• WORK TO BE COMPLETED
Below is a block of records: output all of them exactly and leave out the pictures.
[START OF DATA IN THIS EXERCISE]
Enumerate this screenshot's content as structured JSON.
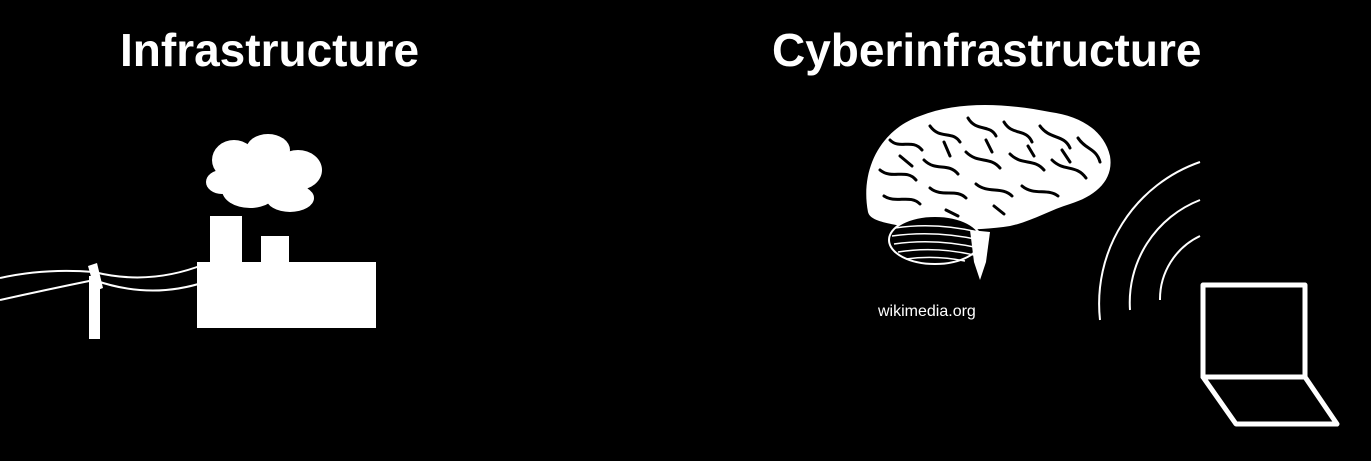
{
  "left_panel": {
    "title": "Infrastructure",
    "icons": [
      "power-line-icon",
      "utility-pole-icon",
      "factory-icon",
      "smoke-cloud-icon"
    ]
  },
  "right_panel": {
    "title": "Cyberinfrastructure",
    "image_credit": "wikimedia.org",
    "icons": [
      "brain-icon",
      "wireless-signal-icon",
      "laptop-icon"
    ]
  },
  "colors": {
    "background": "#000000",
    "foreground": "#ffffff"
  }
}
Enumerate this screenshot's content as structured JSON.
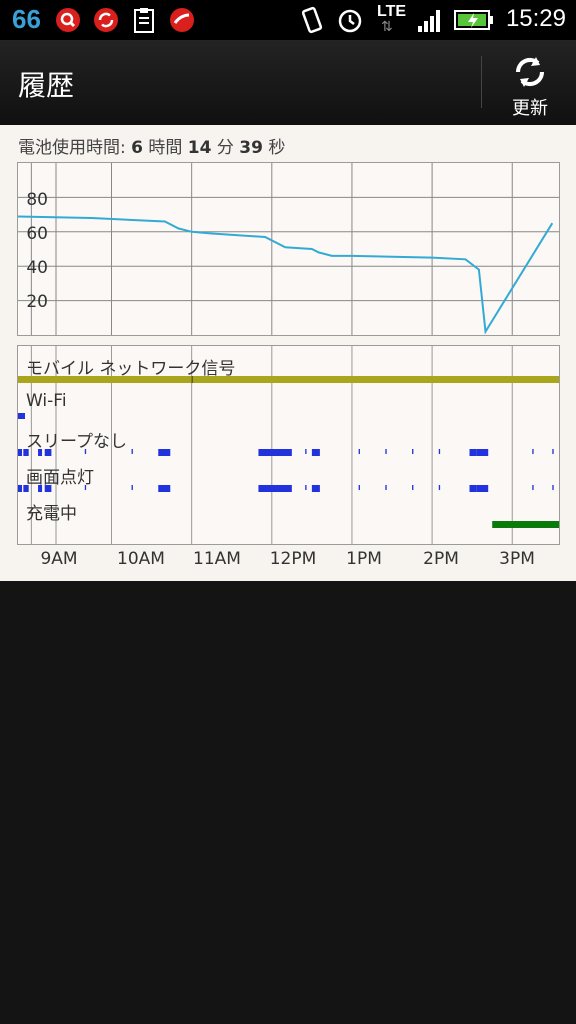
[END OF DATA IN THIS EXERCISE]
• TASK OUTPUT
Enumerate this screenshot's content as structured JSON.
{
  "left_panel": {
    "title": "Infrastructure",
    "icons": [
      "power-line-icon",
      "utility-pole-icon",
      "factory-icon",
      "smoke-cloud-icon"
    ]
  },
  "right_panel": {
    "title": "Cyberinfrastructure",
    "image_credit": "wikimedia.org",
    "icons": [
      "brain-icon",
      "wireless-signal-icon",
      "laptop-icon"
    ]
  },
  "colors": {
    "background": "#000000",
    "foreground": "#ffffff"
  }
}
Enumerate this screenshot's content as structured JSON.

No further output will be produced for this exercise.